> _Job A_
Count the lines of the records that contain the string "input", and reply with that number alone.

──────── Source

Alibaba Buys Back Big, Reuters Reports US-Listed Companies Preparing For PCAOB Review
Asian equities were largely higher despite the US’ Fed Chair driven downdraft led by Hong Kong, Japan and India. Alibaba (BABA US, 9988 HK) announced it would increase its buyback program from $15B to $25B, having already bought back 56.2mm shares for a $9.2B. This was a very deliberate sign from the company they believe their stock is inexpensive. As Deputy CFO Toby Xu stated: “Alibaba’s stock price does not fairly reflect the company’s value given our robust financial health and expansion plan.” Well said Toby! The company also announced that Borje Ekhold, President and CEO of Ericsson, will retire from his post as an independent advisor to the board and be replaced with Weijian Shan, executive chairman of the highly respected alternative asset manager PAG. The news lifted Alibaba HK by +11.2%.
This morning, Reuters is reporting that the China Securities Regulatory Commission (CSRC) has told several US-listed Chinese companies to prepare broader disclosures in anticipation of adhering to the US Public Company Acounting Oversight Board’s (PCAOB) audit review. If true, this would a strong step in solving the Holding Foreign Companies Accountable Act (HFCAA). That would be very much in line with our thinking that, amongst the China ADRs, the private companies have nothing to hide and should be able to comply with the HFCAA. Let’s hope the story, attributed to “sources” is true! Yesterday’s post-China close statement from the State Council reiterated support for the economy through “monetary policy tools” while avoiding “flood-style irrigation” i.e., targeted stimulus versus a broad interest rate cut.
Nike’s earning release lifted its supply chain and peers in the category. Last week I mentioned Evergrande had a bond due tomorrow which would require $2B of principal to be paid back. The company suspended its Hong Kong stock and stated it isn’t able to report financial results until an important release regarding its restructuring is made available to the public. Evergrande is currently holding a private meeting with stakeholders in Hong Kong, which should result in the final details of the company’s restructuring coming to the fore. There are already reports of the company receiving support as real estate was an area of Vice Premier Liu He’s speech last week.

────────────────
──────── Data for this exercise

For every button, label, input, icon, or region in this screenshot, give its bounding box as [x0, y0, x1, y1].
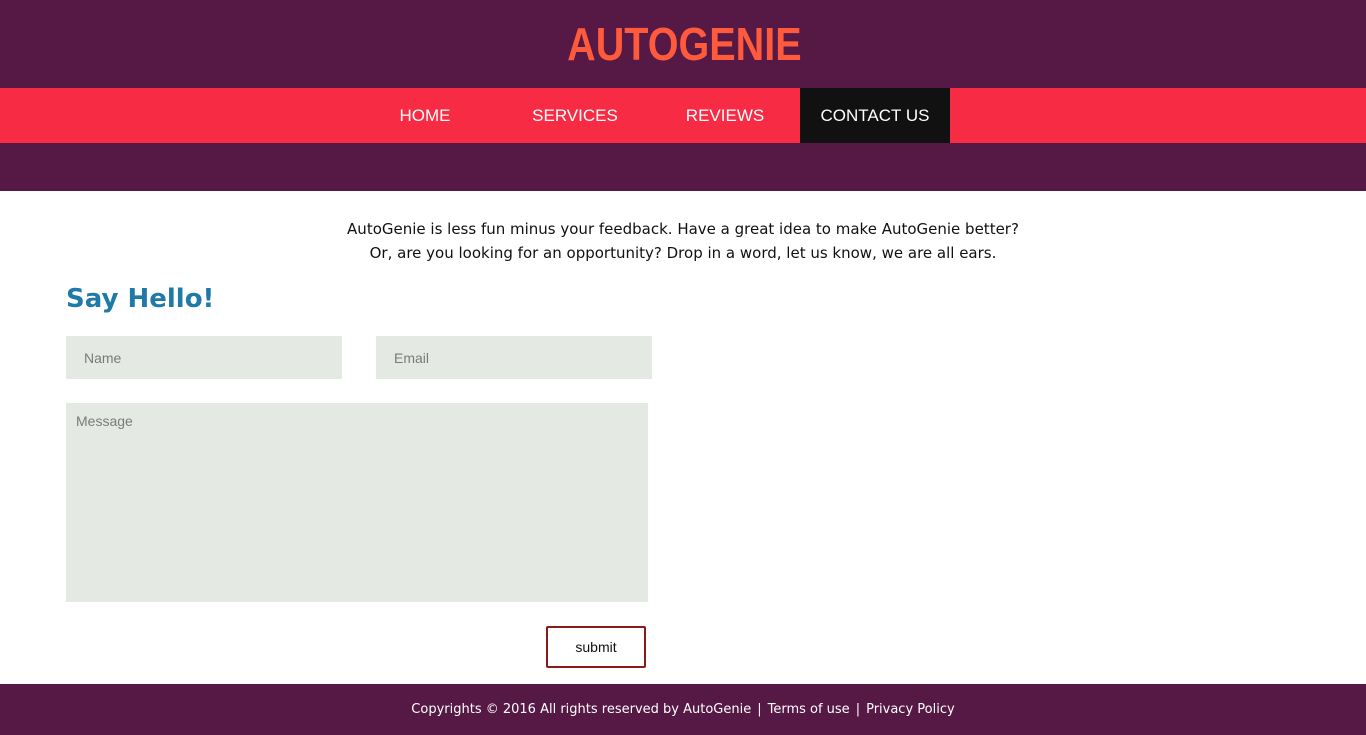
- nav-contact-us[interactable]: CONTACT US: [800, 88, 950, 143]
- intro-text: AutoGenie is less fun minus your feedbac…: [0, 217, 1366, 265]
- footer-text: Copyrights © 2016 All rights reserved by…: [0, 701, 1366, 719]
- intro-line-2: Or, are you looking for an opportunity? …: [369, 244, 997, 262]
- nav-home[interactable]: HOME: [350, 88, 500, 143]
- email-input[interactable]: [376, 336, 652, 379]
- form-title: Say Hello!: [66, 284, 215, 314]
- footer-separator: |: [855, 702, 861, 717]
- site-header: AUTOGENIE: [0, 0, 1366, 88]
- privacy-policy-link[interactable]: Privacy Policy: [866, 702, 955, 717]
- header-band: [0, 143, 1366, 191]
- copyright-text: Copyrights © 2016 All rights reserved by…: [411, 702, 752, 717]
- terms-of-use-link[interactable]: Terms of use: [768, 702, 850, 717]
- nav-reviews[interactable]: REVIEWS: [650, 88, 800, 143]
- message-textarea[interactable]: [66, 403, 648, 602]
- nav-services[interactable]: SERVICES: [500, 88, 650, 143]
- submit-button[interactable]: submit: [546, 626, 646, 668]
- site-footer: Copyrights © 2016 All rights reserved by…: [0, 684, 1366, 735]
- site-logo[interactable]: AUTOGENIE: [97, 16, 1272, 72]
- intro-line-1: AutoGenie is less fun minus your feedbac…: [347, 220, 1019, 238]
- main-nav: HOME SERVICES REVIEWS CONTACT US: [0, 88, 1366, 143]
- name-input[interactable]: [66, 336, 342, 379]
- footer-separator: |: [757, 702, 762, 717]
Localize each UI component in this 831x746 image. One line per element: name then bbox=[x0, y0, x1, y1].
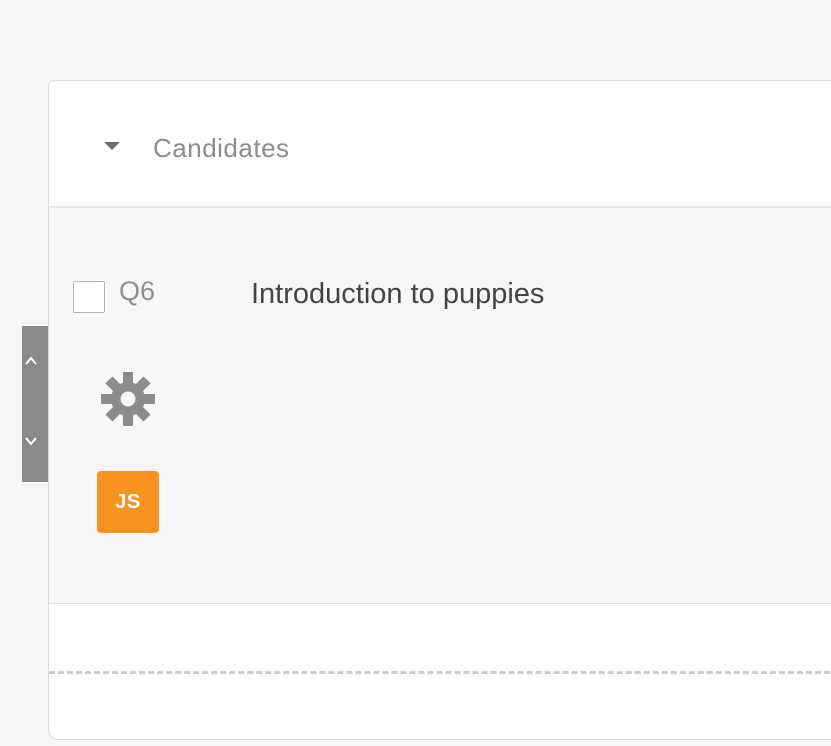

────────────────

> _Job B_
Extend the market commentary on Alibaba's buyback and Evergrande's restructuring past its final sentence.

> _Answer A_
3

> _Answer B_
Real estate was the top sector in the Mainland, where it gained +3.69% while Hong Kong shares in the sector had a solid showing, gaining +4.34%.
Tencent Music Entertainment’s (TME US) financial results were mostly in line with analyst estimates. The music streaming platform announced that they will follow Nio’s Hong Kong relisting strategy by offering US ADR holders the ability to convert to a new Hong Kong share class.
The Hang Seng Index gained +3.15% while the Hang Seng TECH Index gained +5.37%, led by internet stocks on volume that was -5.85% from yesterday, which is just 94% of the 1-year average. Advancers outpaced decliners by 4 to 1. However, we would like to see an up move accompanied by strong volume as Hong Kong short-selling turnover is well off last week’s highs. Alibaba’s Hong Kong share class made discretionary the best sector, gaining +8.09% while Tencent gained +4.19%. Tencent saw small net buyers via Southbound Stock Connect while Meituan had a small net buy too.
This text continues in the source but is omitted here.